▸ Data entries
★ ★ ★ ★ ★ ★ ★

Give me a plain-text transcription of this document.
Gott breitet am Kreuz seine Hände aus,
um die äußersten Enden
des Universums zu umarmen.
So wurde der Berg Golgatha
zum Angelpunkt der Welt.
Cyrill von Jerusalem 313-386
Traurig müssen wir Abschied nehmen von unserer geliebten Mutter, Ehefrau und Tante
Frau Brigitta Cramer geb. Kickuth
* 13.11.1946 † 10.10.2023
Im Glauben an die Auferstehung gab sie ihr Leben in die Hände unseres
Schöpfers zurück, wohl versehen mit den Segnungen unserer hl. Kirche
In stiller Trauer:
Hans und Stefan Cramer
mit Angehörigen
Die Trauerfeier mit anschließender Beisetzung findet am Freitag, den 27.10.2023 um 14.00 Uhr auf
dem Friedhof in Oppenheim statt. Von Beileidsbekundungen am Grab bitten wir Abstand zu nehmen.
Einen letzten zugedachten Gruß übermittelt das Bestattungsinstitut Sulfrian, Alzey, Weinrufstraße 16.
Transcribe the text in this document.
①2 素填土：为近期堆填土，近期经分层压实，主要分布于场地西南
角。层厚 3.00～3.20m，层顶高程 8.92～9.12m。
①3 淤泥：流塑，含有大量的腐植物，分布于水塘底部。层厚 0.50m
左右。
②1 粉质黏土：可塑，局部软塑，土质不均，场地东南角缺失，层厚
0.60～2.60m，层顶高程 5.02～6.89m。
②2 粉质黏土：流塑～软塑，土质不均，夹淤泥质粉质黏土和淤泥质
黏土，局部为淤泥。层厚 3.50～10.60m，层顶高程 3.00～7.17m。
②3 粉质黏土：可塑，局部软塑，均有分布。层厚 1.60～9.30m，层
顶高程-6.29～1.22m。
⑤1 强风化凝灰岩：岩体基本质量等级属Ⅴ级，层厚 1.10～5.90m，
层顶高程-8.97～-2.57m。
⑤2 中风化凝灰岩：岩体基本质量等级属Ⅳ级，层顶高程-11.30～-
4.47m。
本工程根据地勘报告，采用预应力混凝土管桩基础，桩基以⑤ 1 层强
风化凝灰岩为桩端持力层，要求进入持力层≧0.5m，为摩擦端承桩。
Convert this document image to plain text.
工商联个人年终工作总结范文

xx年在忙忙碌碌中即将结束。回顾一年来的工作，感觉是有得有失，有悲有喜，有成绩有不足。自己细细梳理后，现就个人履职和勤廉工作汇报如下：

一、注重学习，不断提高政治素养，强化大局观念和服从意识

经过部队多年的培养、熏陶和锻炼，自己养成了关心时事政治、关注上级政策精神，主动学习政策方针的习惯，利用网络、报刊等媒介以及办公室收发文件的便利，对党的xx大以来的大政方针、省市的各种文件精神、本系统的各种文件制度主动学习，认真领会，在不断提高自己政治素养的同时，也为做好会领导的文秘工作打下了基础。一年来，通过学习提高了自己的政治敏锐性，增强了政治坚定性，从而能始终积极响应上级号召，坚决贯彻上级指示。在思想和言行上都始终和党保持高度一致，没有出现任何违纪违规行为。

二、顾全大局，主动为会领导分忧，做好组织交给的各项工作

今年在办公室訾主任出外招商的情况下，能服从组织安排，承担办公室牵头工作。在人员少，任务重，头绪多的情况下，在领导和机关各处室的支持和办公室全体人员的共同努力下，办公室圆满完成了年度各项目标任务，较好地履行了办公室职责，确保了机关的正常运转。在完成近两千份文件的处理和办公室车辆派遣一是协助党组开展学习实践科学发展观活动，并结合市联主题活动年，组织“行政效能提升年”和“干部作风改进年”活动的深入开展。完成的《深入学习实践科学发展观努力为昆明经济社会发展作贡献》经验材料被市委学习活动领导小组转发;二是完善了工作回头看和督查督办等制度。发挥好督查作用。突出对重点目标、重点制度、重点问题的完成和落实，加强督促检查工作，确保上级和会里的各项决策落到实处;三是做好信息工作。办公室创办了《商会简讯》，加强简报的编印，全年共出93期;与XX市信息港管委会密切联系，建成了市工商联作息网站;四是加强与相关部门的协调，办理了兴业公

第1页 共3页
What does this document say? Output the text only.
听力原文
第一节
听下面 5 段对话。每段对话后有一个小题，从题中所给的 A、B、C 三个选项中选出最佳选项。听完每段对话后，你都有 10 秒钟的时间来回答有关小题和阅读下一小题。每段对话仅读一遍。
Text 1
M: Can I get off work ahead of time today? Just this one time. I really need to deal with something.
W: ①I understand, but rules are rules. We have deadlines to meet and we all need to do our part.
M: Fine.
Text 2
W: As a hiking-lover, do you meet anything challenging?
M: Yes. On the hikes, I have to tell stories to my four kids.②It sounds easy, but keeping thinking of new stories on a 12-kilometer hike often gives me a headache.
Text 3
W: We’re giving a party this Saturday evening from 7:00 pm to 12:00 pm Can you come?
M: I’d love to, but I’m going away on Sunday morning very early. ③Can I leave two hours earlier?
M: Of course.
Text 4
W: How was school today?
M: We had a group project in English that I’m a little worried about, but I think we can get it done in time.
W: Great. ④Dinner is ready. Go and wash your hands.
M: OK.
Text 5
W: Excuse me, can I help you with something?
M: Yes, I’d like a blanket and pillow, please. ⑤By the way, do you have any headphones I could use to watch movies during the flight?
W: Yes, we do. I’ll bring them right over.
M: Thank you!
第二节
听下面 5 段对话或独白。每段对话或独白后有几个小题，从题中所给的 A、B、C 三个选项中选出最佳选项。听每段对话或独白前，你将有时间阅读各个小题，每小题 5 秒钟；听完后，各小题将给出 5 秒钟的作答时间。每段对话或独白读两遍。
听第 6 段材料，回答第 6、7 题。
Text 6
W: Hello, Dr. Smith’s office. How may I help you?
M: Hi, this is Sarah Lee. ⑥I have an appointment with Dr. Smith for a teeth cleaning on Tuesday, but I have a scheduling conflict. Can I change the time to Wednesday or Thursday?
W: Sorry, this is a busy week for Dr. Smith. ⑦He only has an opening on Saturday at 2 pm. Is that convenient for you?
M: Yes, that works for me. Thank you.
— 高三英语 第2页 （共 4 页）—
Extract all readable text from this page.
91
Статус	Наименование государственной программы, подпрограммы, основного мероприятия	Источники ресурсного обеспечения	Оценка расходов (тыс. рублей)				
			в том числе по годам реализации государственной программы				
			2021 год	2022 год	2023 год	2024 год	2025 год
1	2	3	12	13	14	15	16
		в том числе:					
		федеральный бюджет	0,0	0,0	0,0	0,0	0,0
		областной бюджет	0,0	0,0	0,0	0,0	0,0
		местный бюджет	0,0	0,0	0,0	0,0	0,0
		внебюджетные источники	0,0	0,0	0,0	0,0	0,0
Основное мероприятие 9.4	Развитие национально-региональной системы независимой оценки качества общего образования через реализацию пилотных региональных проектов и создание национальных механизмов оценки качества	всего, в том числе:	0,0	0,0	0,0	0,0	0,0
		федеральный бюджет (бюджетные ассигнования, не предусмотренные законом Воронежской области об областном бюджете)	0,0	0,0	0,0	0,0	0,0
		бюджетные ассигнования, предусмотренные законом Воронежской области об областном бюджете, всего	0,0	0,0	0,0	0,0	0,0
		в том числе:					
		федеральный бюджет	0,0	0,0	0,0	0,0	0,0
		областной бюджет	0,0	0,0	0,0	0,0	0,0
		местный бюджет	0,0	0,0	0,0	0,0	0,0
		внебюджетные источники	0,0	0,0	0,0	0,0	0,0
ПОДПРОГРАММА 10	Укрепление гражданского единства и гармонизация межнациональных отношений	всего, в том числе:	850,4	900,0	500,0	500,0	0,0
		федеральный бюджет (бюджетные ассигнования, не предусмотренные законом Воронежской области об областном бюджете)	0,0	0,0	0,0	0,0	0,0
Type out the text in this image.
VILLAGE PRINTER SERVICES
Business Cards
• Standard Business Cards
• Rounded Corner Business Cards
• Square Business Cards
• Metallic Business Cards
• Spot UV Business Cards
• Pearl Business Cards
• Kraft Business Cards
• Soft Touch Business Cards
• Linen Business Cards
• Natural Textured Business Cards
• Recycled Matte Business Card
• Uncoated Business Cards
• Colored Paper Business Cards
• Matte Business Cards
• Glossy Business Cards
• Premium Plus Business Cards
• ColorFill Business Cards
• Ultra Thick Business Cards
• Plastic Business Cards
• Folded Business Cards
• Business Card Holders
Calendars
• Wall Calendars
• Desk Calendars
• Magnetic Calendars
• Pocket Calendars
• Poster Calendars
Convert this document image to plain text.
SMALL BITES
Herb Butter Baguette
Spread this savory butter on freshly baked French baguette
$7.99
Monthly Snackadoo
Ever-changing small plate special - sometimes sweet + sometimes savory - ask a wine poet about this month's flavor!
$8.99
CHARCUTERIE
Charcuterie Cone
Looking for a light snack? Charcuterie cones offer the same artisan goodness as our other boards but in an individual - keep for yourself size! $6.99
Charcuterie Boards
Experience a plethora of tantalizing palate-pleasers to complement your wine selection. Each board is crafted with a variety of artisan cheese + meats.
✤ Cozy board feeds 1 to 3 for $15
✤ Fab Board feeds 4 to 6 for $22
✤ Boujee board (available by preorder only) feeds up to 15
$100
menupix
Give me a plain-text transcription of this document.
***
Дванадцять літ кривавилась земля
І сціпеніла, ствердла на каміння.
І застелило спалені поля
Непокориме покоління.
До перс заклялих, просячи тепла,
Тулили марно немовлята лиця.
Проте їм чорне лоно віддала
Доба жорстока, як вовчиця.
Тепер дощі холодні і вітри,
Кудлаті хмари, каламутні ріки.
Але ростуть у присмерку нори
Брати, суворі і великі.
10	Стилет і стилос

★ ★ ★ ★ ★ ★ ★

Copy every line above that holds the word "help".

W: Excuse me, can I help you with something?
W: Hello, Dr. Smith’s office. How may I help you?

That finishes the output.